* [Request]: Write out every line of the material exactly as it appears.

═══ Data for this exercise ═══

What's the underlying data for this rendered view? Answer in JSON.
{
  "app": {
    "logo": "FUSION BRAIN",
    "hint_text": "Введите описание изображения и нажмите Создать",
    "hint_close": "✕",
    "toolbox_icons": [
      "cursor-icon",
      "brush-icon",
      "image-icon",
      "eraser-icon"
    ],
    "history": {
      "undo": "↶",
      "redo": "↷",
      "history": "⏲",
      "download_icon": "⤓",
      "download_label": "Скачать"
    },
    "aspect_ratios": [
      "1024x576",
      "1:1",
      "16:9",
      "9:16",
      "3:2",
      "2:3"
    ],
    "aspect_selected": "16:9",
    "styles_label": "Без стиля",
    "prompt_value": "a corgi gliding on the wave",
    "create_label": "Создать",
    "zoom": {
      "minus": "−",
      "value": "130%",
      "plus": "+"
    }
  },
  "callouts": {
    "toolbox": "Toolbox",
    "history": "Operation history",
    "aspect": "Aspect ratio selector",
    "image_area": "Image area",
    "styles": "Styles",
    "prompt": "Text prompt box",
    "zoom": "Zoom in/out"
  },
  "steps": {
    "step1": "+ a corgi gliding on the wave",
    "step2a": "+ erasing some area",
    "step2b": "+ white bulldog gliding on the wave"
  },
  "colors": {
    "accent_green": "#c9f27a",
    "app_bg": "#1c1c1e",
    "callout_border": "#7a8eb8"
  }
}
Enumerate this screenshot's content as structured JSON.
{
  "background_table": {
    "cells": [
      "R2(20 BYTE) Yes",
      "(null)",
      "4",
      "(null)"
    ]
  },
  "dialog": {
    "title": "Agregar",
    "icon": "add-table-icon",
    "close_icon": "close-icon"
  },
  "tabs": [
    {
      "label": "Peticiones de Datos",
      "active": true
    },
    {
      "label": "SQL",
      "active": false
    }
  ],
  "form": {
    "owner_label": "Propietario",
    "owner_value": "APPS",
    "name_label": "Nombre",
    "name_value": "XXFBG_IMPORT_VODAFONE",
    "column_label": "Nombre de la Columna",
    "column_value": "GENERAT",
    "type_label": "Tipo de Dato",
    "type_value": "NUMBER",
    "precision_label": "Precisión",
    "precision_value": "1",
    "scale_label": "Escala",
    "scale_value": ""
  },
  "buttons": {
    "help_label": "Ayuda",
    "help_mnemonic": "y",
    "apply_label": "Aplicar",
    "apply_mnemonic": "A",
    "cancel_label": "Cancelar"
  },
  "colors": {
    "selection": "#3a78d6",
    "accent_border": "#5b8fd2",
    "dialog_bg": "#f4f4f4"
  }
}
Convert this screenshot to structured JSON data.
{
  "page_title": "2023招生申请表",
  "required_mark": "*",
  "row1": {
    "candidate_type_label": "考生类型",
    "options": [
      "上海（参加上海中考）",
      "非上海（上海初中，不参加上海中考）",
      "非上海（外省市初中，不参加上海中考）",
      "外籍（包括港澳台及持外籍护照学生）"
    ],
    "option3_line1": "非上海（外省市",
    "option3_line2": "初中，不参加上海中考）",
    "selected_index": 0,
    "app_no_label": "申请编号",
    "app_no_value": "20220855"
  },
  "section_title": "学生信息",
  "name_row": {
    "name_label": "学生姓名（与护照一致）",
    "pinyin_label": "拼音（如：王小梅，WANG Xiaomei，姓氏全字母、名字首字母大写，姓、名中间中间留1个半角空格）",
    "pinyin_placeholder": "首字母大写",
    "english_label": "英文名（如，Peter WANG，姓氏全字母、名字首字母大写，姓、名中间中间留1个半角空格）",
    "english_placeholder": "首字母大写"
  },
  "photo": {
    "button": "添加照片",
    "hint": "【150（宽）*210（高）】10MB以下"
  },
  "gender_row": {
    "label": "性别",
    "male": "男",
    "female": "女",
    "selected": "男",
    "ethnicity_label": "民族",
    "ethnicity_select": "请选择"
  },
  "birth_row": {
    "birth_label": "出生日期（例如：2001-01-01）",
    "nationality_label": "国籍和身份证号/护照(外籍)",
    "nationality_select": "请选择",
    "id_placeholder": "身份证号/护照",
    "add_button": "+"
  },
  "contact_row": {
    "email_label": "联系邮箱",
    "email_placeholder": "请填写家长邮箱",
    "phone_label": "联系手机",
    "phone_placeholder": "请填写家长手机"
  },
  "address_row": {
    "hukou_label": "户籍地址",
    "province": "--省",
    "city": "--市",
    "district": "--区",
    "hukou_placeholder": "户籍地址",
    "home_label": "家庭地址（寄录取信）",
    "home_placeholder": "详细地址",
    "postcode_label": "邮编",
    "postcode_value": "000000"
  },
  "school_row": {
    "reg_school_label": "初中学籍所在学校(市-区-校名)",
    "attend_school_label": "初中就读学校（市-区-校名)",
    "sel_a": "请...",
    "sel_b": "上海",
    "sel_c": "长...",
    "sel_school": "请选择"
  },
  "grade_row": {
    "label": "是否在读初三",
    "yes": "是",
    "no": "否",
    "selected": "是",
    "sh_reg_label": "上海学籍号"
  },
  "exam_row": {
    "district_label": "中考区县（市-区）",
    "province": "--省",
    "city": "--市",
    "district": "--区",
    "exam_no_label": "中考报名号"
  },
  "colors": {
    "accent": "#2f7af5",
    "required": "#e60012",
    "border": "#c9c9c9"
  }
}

═══

* [Task solution]:
What's the underlying data for this rendered view? Answer in JSON.
{
  "app": {
    "logo": "FUSION BRAIN",
    "hint_text": "Введите описание изображения и нажмите Создать",
    "hint_close": "✕",
    "toolbox_icons": [
      "cursor-icon",
      "brush-icon",
      "image-icon",
      "eraser-icon"
    ],
    "history": {
      "undo": "↶",
      "redo": "↷",
      "history": "⏲",
      "download_icon": "⤓",
      "download_label": "Скачать"
    },
    "aspect_ratios": [
      "1024x576",
      "1:1",
      "16:9",
      "9:16",
      "3:2",
      "2:3"
    ],
    "aspect_selected": "16:9",
    "styles_label": "Без стиля",
    "prompt_value": "a corgi gliding on the wave",
    "create_label": "Создать",
    "zoom": {
      "minus": "−",
      "value": "130%",
      "plus": "+"
    }
  },
  "callouts": {
    "toolbox": "Toolbox",
    "history": "Operation history",
    "aspect": "Aspect ratio selector",
    "image_area": "Image area",
    "styles": "Styles",
    "prompt": "Text prompt box",
    "zoom": "Zoom in/out"
  },
  "steps": {
    "step1": "+ a corgi gliding on the wave",
    "step2a": "+ erasing some area",
    "step2b": "+ white bulldog gliding on the wave"
  },
  "colors": {
    "accent_green": "#c9f27a",
    "app_bg": "#1c1c1e",
    "callout_border": "#7a8eb8"
  }
}
Enumerate this screenshot's content as structured JSON.
{
  "background_table": {
    "cells": [
      "R2(20 BYTE) Yes",
      "(null)",
      "4",
      "(null)"
    ]
  },
  "dialog": {
    "title": "Agregar",
    "icon": "add-table-icon",
    "close_icon": "close-icon"
  },
  "tabs": [
    {
      "label": "Peticiones de Datos",
      "active": true
    },
    {
      "label": "SQL",
      "active": false
    }
  ],
  "form": {
    "owner_label": "Propietario",
    "owner_value": "APPS",
    "name_label": "Nombre",
    "name_value": "XXFBG_IMPORT_VODAFONE",
    "column_label": "Nombre de la Columna",
    "column_value": "GENERAT",
    "type_label": "Tipo de Dato",
    "type_value": "NUMBER",
    "precision_label": "Precisión",
    "precision_value": "1",
    "scale_label": "Escala",
    "scale_value": ""
  },
  "buttons": {
    "help_label": "Ayuda",
    "help_mnemonic": "y",
    "apply_label": "Aplicar",
    "apply_mnemonic": "A",
    "cancel_label": "Cancelar"
  },
  "colors": {
    "selection": "#3a78d6",
    "accent_border": "#5b8fd2",
    "dialog_bg": "#f4f4f4"
  }
}
Convert this screenshot to structured JSON data.
{
  "page_title": "2023招生申请表",
  "required_mark": "*",
  "row1": {
    "candidate_type_label": "考生类型",
    "options": [
      "上海（参加上海中考）",
      "非上海（上海初中，不参加上海中考）",
      "非上海（外省市初中，不参加上海中考）",
      "外籍（包括港澳台及持外籍护照学生）"
    ],
    "option3_line1": "非上海（外省市",
    "option3_line2": "初中，不参加上海中考）",
    "selected_index": 0,
    "app_no_label": "申请编号",
    "app_no_value": "20220855"
  },
  "section_title": "学生信息",
  "name_row": {
    "name_label": "学生姓名（与护照一致）",
    "pinyin_label": "拼音（如：王小梅，WANG Xiaomei，姓氏全字母、名字首字母大写，姓、名中间中间留1个半角空格）",
    "pinyin_placeholder": "首字母大写",
    "english_label": "英文名（如，Peter WANG，姓氏全字母、名字首字母大写，姓、名中间中间留1个半角空格）",
    "english_placeholder": "首字母大写"
  },
  "photo": {
    "button": "添加照片",
    "hint": "【150（宽）*210（高）】10MB以下"
  },
  "gender_row": {
    "label": "性别",
    "male": "男",
    "female": "女",
    "selected": "男",
    "ethnicity_label": "民族",
    "ethnicity_select": "请选择"
  },
  "birth_row": {
    "birth_label": "出生日期（例如：2001-01-01）",
    "nationality_label": "国籍和身份证号/护照(外籍)",
    "nationality_select": "请选择",
    "id_placeholder": "身份证号/护照",
    "add_button": "+"
  },
  "contact_row": {
    "email_label": "联系邮箱",
    "email_placeholder": "请填写家长邮箱",
    "phone_label": "联系手机",
    "phone_placeholder": "请填写家长手机"
  },
  "address_row": {
    "hukou_label": "户籍地址",
    "province": "--省",
    "city": "--市",
    "district": "--区",
    "hukou_placeholder": "户籍地址",
    "home_label": "家庭地址（寄录取信）",
    "home_placeholder": "详细地址",
    "postcode_label": "邮编",
    "postcode_value": "000000"
  },
  "school_row": {
    "reg_school_label": "初中学籍所在学校(市-区-校名)",
    "attend_school_label": "初中就读学校（市-区-校名)",
    "sel_a": "请...",
    "sel_b": "上海",
    "sel_c": "长...",
    "sel_school": "请选择"
  },
  "grade_row": {
    "label": "是否在读初三",
    "yes": "是",
    "no": "否",
    "selected": "是",
    "sh_reg_label": "上海学籍号"
  },
  "exam_row": {
    "district_label": "中考区县（市-区）",
    "province": "--省",
    "city": "--市",
    "district": "--区",
    "exam_no_label": "中考报名号"
  },
  "colors": {
    "accent": "#2f7af5",
    "required": "#e60012",
    "border": "#c9c9c9"
  }
}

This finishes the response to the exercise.